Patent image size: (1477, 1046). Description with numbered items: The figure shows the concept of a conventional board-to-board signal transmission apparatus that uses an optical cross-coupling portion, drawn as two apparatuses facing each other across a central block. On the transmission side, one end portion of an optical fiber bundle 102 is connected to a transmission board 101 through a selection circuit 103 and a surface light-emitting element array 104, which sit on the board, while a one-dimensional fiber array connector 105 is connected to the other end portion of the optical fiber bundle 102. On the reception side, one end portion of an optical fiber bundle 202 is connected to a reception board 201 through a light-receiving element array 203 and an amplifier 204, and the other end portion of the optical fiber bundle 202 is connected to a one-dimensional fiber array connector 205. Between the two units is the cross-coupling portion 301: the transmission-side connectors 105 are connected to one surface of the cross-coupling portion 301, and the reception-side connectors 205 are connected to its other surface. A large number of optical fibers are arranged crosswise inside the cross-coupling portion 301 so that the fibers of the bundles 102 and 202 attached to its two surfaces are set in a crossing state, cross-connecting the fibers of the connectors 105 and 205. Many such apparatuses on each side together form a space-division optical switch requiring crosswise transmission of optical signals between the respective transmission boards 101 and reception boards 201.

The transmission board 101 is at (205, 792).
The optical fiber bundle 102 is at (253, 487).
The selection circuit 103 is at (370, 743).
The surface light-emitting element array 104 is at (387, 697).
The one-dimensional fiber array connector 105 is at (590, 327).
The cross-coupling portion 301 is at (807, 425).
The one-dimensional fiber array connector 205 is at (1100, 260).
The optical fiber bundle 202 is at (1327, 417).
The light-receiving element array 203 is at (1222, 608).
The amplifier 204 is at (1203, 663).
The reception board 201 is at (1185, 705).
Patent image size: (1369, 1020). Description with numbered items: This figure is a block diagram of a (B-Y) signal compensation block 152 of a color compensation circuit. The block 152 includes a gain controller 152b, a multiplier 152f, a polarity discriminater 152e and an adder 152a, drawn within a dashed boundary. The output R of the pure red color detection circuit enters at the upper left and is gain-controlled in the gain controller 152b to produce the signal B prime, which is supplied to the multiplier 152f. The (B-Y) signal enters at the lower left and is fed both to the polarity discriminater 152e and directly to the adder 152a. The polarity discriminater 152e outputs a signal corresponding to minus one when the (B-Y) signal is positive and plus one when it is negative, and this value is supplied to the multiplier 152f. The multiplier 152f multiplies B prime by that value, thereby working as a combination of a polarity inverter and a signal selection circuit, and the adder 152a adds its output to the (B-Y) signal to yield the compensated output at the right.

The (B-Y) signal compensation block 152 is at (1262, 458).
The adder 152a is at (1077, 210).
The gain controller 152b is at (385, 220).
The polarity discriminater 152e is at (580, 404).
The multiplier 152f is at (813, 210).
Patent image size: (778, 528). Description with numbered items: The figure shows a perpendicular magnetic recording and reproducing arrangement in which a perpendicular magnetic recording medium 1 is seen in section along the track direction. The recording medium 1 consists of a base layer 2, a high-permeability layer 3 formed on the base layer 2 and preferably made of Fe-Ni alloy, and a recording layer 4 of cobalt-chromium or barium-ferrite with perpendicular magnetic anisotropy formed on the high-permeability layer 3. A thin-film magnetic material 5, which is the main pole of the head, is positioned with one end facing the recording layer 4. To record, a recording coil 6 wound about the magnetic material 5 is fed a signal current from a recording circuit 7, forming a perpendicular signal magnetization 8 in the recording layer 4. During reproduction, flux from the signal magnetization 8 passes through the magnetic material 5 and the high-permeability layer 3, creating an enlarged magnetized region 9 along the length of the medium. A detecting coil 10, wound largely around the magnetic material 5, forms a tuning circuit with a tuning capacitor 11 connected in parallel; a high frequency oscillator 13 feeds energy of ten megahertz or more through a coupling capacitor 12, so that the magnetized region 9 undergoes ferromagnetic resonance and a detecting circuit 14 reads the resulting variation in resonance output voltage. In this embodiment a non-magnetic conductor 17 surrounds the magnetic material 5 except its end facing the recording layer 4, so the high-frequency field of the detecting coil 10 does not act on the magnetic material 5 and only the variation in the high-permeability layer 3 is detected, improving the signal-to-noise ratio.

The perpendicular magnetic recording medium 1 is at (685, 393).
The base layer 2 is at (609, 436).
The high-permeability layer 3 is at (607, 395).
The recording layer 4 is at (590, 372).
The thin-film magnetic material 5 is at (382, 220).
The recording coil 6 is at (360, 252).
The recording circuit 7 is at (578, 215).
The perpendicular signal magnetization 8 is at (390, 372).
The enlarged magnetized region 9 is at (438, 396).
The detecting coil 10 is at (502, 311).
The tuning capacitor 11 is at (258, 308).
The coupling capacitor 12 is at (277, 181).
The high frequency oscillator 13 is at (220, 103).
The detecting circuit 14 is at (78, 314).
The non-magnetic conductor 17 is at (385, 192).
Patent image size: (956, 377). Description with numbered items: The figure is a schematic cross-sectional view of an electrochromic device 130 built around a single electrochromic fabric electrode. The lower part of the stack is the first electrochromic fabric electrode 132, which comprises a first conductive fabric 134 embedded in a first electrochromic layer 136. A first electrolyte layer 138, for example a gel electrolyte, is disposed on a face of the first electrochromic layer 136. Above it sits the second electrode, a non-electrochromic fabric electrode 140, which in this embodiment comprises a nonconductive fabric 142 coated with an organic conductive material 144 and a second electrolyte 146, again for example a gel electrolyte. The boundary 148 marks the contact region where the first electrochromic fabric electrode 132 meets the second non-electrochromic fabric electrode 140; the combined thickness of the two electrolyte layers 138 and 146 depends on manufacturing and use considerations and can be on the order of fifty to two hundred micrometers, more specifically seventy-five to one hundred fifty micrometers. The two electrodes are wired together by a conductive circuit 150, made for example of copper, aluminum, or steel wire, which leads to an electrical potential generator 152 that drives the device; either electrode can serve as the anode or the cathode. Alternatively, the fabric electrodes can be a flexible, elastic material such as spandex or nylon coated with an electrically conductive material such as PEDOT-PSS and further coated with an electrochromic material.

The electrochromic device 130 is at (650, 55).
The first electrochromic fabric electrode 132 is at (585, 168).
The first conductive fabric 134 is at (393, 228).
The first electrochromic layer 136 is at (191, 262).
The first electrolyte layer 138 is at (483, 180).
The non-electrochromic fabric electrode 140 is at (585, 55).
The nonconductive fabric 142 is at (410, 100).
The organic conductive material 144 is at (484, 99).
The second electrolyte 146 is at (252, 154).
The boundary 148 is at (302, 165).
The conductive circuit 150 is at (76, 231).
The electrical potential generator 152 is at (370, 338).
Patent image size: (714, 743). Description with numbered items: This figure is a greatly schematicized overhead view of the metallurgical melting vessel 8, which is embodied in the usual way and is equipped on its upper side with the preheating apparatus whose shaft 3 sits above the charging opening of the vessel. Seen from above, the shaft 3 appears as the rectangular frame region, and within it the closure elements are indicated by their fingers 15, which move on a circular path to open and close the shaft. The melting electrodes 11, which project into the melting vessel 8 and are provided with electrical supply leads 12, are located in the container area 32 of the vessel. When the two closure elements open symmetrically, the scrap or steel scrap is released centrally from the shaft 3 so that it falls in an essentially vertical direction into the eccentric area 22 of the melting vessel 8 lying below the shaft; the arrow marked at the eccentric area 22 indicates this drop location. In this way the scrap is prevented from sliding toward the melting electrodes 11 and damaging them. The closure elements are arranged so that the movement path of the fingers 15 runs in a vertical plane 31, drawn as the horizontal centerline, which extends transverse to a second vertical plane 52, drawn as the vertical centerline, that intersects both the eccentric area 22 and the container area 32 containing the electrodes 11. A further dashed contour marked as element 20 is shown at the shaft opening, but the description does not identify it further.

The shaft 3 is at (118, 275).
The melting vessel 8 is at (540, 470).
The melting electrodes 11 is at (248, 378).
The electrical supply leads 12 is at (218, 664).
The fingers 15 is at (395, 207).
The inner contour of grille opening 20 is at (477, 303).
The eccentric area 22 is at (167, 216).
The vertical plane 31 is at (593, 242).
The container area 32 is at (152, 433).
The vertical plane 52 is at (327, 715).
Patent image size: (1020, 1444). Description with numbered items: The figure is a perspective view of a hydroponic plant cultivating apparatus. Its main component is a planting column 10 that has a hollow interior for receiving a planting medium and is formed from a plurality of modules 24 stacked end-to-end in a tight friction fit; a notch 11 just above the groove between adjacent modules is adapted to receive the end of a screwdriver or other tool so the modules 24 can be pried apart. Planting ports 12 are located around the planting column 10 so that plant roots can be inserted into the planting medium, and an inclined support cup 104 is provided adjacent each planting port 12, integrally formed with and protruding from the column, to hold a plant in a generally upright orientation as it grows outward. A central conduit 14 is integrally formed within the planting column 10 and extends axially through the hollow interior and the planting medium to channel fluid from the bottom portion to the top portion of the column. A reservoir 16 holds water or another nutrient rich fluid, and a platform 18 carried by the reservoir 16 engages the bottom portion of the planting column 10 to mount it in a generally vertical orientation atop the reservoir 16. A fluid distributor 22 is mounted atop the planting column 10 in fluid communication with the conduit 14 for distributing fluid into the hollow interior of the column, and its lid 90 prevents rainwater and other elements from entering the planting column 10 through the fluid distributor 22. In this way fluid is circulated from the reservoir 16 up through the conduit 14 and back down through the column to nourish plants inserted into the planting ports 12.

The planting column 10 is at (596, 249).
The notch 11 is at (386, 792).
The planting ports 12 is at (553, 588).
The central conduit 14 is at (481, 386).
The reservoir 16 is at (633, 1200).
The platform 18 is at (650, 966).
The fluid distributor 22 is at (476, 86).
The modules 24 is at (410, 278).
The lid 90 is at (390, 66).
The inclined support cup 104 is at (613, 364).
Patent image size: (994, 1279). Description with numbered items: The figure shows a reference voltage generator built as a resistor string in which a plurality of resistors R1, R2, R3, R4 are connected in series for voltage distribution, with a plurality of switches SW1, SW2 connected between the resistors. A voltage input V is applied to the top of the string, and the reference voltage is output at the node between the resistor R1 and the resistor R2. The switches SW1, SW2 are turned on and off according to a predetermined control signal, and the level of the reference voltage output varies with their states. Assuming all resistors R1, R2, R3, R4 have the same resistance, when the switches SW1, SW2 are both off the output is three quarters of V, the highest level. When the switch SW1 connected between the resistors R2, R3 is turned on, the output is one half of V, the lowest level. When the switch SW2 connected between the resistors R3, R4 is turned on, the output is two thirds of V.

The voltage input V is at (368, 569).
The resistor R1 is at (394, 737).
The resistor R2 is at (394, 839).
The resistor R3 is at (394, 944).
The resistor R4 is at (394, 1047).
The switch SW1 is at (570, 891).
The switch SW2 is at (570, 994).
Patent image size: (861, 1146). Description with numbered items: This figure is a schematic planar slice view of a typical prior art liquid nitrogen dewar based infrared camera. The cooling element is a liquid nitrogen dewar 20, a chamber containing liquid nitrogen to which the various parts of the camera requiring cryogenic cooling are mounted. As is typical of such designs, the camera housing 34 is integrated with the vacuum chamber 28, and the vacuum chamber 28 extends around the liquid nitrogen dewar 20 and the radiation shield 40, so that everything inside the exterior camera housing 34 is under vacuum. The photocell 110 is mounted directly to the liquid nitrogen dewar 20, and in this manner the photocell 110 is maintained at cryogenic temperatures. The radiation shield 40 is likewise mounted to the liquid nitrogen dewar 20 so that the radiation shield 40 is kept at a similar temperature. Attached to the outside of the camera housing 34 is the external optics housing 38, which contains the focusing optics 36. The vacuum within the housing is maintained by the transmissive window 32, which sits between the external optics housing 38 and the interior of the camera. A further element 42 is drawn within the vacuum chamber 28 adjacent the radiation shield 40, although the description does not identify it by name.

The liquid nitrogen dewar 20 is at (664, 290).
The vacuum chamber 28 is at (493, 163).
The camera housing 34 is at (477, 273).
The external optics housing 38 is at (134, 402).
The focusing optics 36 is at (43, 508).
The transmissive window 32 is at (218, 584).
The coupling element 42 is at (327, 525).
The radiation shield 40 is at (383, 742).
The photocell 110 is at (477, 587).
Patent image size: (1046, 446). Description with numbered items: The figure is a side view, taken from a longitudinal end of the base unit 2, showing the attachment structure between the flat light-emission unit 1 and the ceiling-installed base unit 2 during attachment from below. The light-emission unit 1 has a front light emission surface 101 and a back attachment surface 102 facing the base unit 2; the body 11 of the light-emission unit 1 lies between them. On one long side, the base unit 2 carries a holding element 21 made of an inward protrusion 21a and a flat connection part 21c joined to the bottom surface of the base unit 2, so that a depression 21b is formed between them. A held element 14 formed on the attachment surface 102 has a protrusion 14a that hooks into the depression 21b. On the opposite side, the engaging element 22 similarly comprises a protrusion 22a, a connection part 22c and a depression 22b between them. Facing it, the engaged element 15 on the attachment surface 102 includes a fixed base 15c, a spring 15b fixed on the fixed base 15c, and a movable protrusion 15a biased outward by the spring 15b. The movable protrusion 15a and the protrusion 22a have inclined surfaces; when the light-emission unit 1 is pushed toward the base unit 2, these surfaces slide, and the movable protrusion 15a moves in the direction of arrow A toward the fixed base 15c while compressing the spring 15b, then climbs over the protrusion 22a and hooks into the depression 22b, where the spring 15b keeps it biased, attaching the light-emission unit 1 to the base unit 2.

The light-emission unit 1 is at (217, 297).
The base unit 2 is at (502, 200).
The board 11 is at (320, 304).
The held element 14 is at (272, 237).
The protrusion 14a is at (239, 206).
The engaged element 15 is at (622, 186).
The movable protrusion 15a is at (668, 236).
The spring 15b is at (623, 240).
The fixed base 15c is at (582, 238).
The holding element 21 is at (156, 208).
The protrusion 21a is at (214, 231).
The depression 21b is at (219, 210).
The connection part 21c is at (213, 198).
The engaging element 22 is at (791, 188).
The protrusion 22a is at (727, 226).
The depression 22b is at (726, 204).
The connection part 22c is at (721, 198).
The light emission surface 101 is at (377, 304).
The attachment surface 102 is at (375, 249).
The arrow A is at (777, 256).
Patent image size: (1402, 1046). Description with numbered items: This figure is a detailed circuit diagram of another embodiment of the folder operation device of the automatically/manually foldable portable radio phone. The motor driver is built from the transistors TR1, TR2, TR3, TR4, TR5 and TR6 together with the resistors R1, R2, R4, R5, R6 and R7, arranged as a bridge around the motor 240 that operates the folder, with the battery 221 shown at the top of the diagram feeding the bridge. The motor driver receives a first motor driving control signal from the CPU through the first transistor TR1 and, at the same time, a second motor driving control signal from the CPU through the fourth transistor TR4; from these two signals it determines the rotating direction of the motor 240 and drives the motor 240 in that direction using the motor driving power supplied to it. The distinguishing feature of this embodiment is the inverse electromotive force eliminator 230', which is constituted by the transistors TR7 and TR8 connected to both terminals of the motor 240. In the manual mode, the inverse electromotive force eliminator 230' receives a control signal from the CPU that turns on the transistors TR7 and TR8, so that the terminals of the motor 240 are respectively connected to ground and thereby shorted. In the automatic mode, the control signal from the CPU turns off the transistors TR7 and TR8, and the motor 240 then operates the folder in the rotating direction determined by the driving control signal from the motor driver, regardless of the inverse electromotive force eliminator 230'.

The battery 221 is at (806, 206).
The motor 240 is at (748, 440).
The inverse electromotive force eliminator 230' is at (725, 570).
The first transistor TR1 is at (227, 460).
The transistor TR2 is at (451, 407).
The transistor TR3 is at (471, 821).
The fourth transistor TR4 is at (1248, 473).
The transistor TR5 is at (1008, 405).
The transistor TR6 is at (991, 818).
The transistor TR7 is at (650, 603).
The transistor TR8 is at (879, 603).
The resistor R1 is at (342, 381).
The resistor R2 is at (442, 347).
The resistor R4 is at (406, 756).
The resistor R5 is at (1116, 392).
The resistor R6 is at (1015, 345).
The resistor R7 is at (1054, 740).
-=-=-=-=-
Reproduce the records verbatim from the line with "Patent image size: (714, 743)." to the line with "The vertical plane 52 is at (327, 715).", both included, and give nothing else.

■ Exercise solution:
Patent image size: (714, 743). Description with numbered items: This figure is a greatly schematicized overhead view of the metallurgical melting vessel 8, which is embodied in the usual way and is equipped on its upper side with the preheating apparatus whose shaft 3 sits above the charging opening of the vessel. Seen from above, the shaft 3 appears as the rectangular frame region, and within it the closure elements are indicated by their fingers 15, which move on a circular path to open and close the shaft. The melting electrodes 11, which project into the melting vessel 8 and are provided with electrical supply leads 12, are located in the container area 32 of the vessel. When the two closure elements open symmetrically, the scrap or steel scrap is released centrally from the shaft 3 so that it falls in an essentially vertical direction into the eccentric area 22 of the melting vessel 8 lying below the shaft; the arrow marked at the eccentric area 22 indicates this drop location. In this way the scrap is prevented from sliding toward the melting electrodes 11 and damaging them. The closure elements are arranged so that the movement path of the fingers 15 runs in a vertical plane 31, drawn as the horizontal centerline, which extends transverse to a second vertical plane 52, drawn as the vertical centerline, that intersects both the eccentric area 22 and the container area 32 containing the electrodes 11. A further dashed contour marked as element 20 is shown at the shaft opening, but the description does not identify it further.

The shaft 3 is at (118, 275).
The melting vessel 8 is at (540, 470).
The melting electrodes 11 is at (248, 378).
The electrical supply leads 12 is at (218, 664).
The fingers 15 is at (395, 207).
The inner contour of grille opening 20 is at (477, 303).
The eccentric area 22 is at (167, 216).
The vertical plane 31 is at (593, 242).
The container area 32 is at (152, 433).
The vertical plane 52 is at (327, 715).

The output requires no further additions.